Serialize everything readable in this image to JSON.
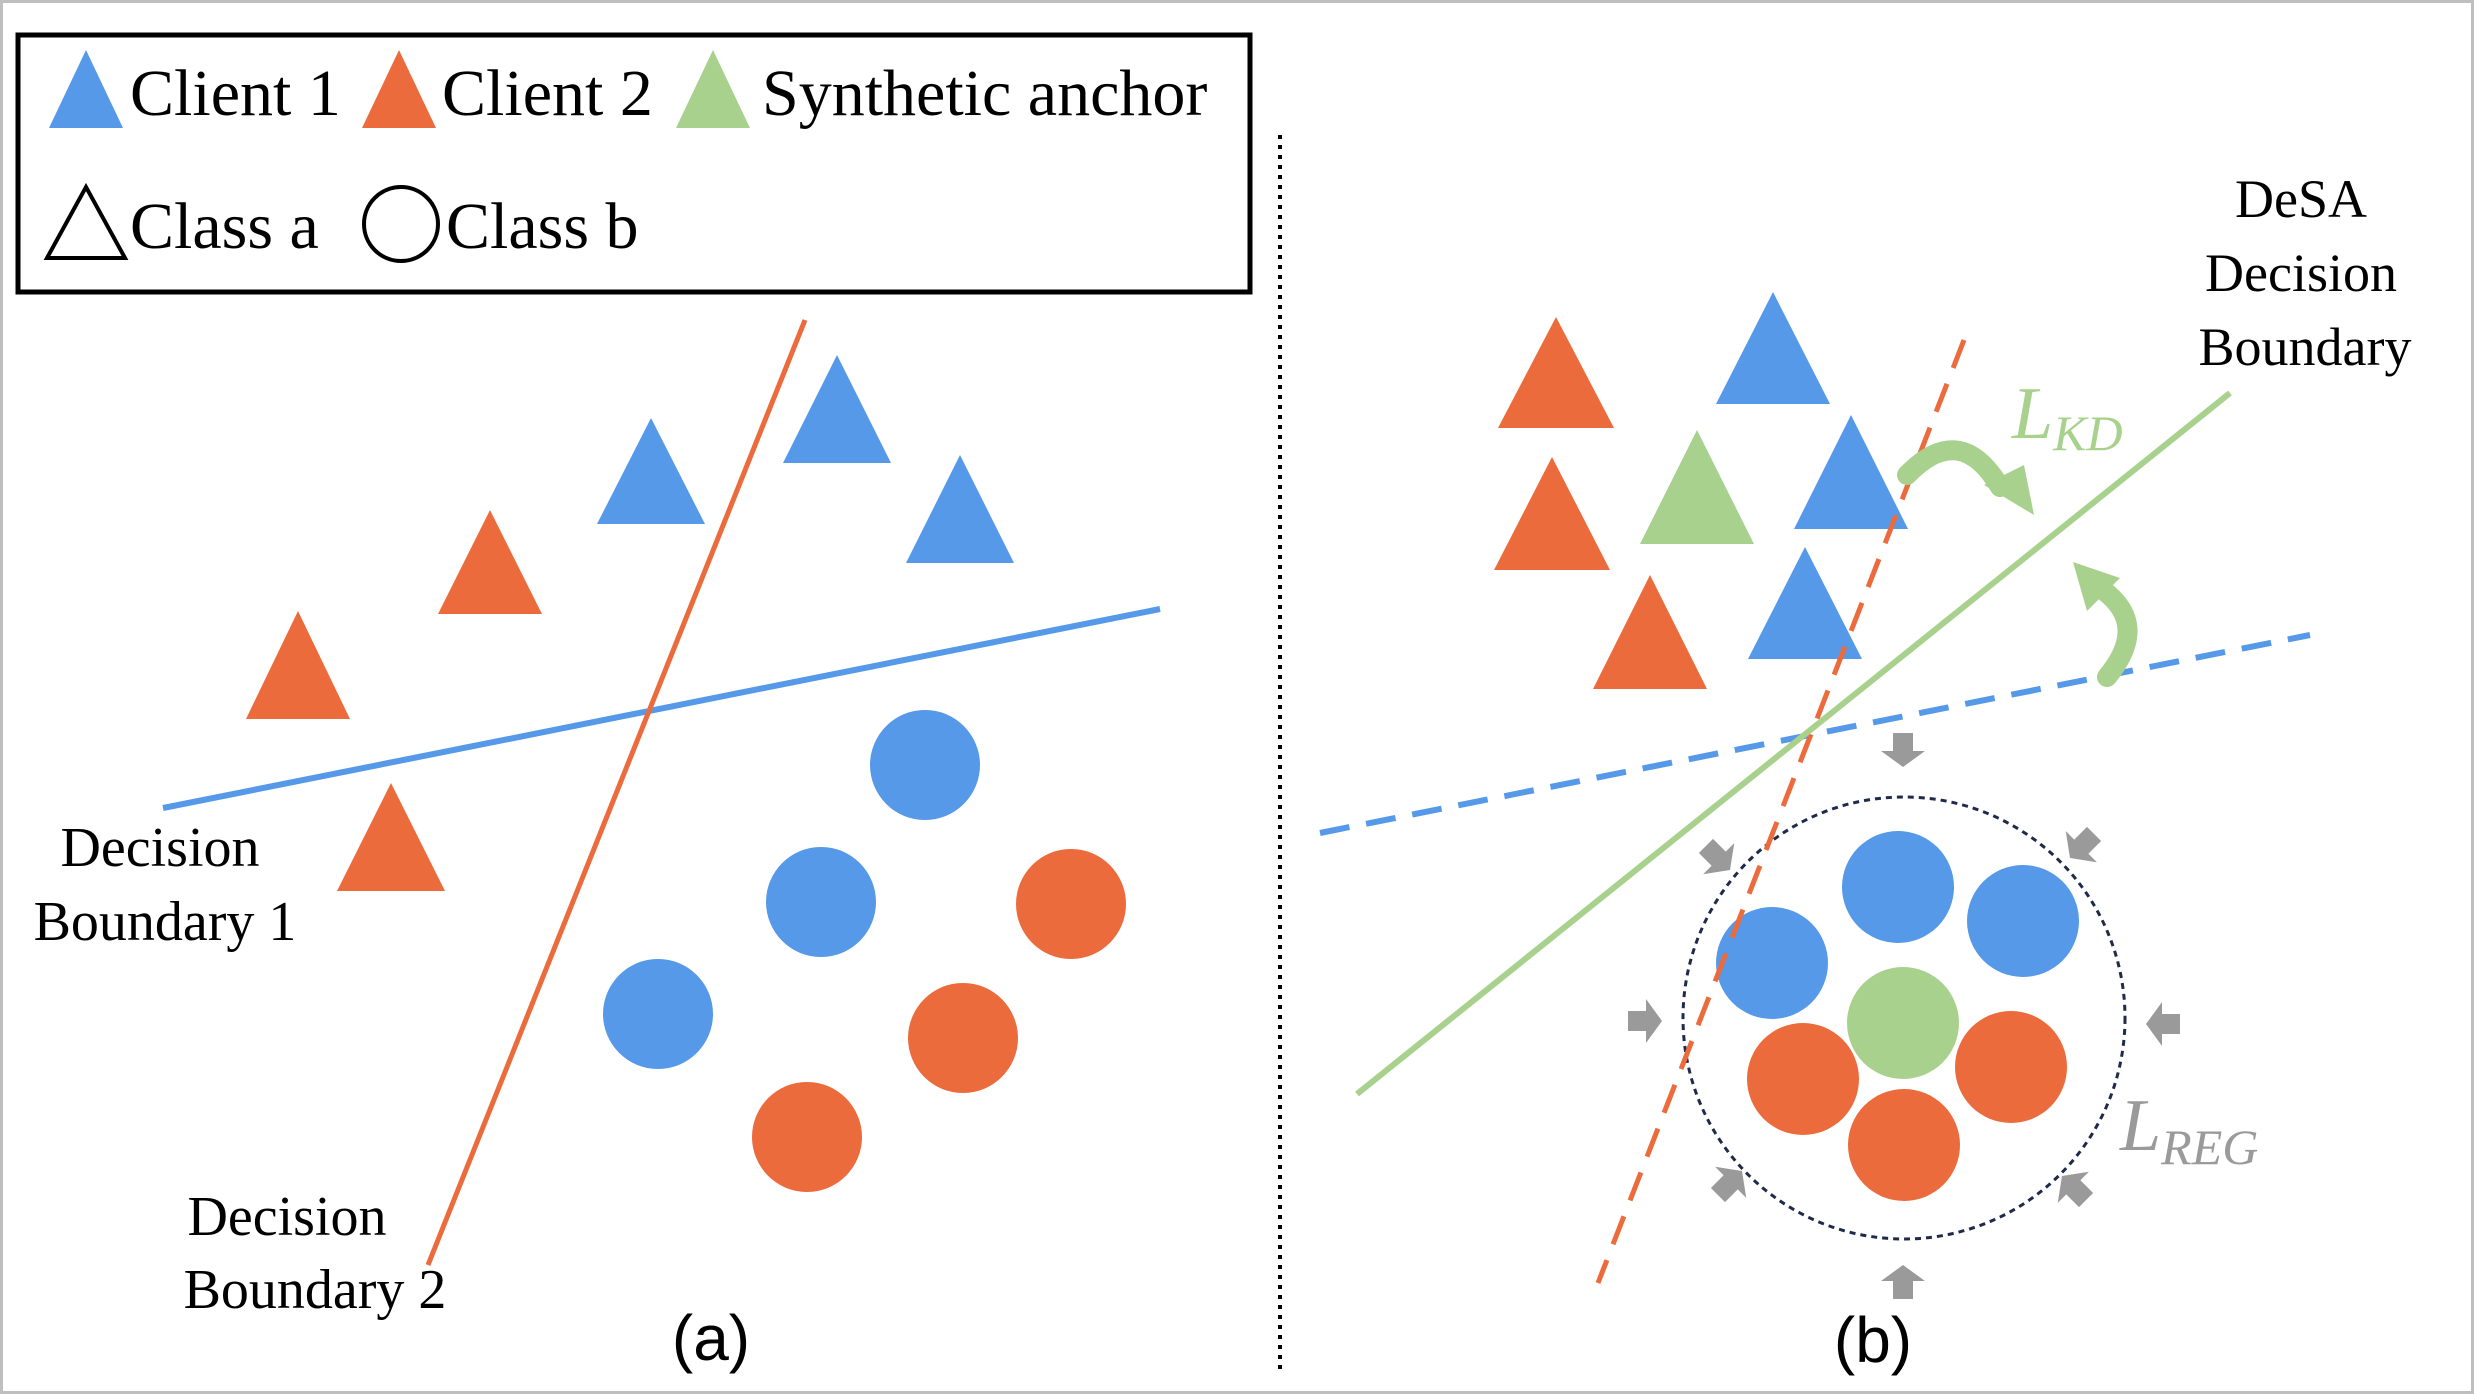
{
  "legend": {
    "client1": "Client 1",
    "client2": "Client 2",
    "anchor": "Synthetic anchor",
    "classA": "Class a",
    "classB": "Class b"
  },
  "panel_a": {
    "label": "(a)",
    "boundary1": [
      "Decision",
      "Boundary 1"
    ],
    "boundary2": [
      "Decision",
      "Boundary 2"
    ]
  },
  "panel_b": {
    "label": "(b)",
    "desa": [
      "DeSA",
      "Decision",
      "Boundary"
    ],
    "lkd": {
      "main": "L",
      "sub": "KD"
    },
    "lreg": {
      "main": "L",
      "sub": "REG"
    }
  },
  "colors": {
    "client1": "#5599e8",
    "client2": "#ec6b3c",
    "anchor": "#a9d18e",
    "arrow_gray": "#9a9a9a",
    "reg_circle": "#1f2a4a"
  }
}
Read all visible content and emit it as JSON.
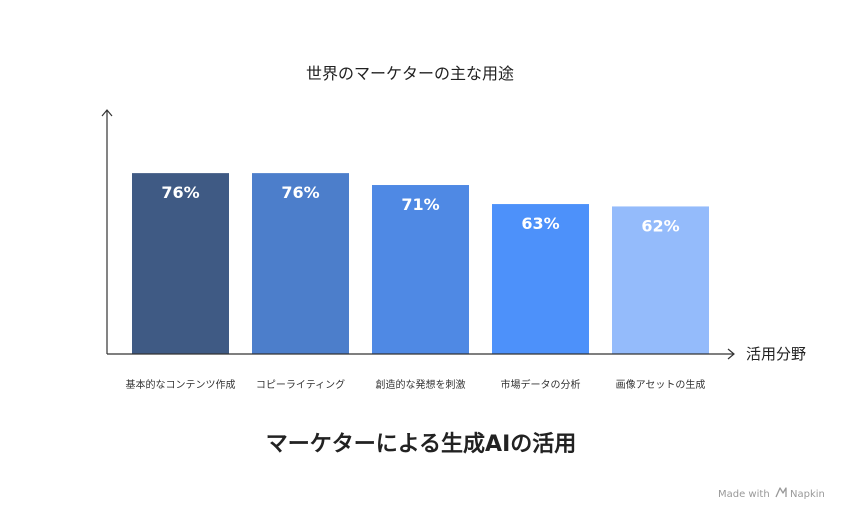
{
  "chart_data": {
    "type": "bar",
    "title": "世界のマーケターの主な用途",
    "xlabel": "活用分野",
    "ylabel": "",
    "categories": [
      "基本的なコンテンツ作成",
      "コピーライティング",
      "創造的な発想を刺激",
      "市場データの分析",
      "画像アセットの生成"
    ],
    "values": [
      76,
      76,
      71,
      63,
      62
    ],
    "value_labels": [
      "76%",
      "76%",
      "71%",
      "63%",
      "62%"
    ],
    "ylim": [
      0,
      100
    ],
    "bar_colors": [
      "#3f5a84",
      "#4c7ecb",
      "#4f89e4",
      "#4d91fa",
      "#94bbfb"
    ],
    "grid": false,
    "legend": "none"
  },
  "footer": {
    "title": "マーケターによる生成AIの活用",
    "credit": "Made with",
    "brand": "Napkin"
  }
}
__________________________________________________
• [Directions]:
Keep the pictures out of the copy and return the rest of the data above exactly.

• [Response to the exercise]:
Serialize everything readable in this image to JSON.
{
  "legend": {
    "client1": "Client 1",
    "client2": "Client 2",
    "anchor": "Synthetic anchor",
    "classA": "Class a",
    "classB": "Class b"
  },
  "panel_a": {
    "label": "(a)",
    "boundary1": [
      "Decision",
      "Boundary 1"
    ],
    "boundary2": [
      "Decision",
      "Boundary 2"
    ]
  },
  "panel_b": {
    "label": "(b)",
    "desa": [
      "DeSA",
      "Decision",
      "Boundary"
    ],
    "lkd": {
      "main": "L",
      "sub": "KD"
    },
    "lreg": {
      "main": "L",
      "sub": "REG"
    }
  },
  "colors": {
    "client1": "#5599e8",
    "client2": "#ec6b3c",
    "anchor": "#a9d18e",
    "arrow_gray": "#9a9a9a",
    "reg_circle": "#1f2a4a"
  }
}
Read all visible content and emit it as JSON.
{
  "chart_data": {
    "type": "bar",
    "title": "世界のマーケターの主な用途",
    "xlabel": "活用分野",
    "ylabel": "",
    "categories": [
      "基本的なコンテンツ作成",
      "コピーライティング",
      "創造的な発想を刺激",
      "市場データの分析",
      "画像アセットの生成"
    ],
    "values": [
      76,
      76,
      71,
      63,
      62
    ],
    "value_labels": [
      "76%",
      "76%",
      "71%",
      "63%",
      "62%"
    ],
    "ylim": [
      0,
      100
    ],
    "bar_colors": [
      "#3f5a84",
      "#4c7ecb",
      "#4f89e4",
      "#4d91fa",
      "#94bbfb"
    ],
    "grid": false,
    "legend": "none"
  },
  "footer": {
    "title": "マーケターによる生成AIの活用",
    "credit": "Made with",
    "brand": "Napkin"
  }
}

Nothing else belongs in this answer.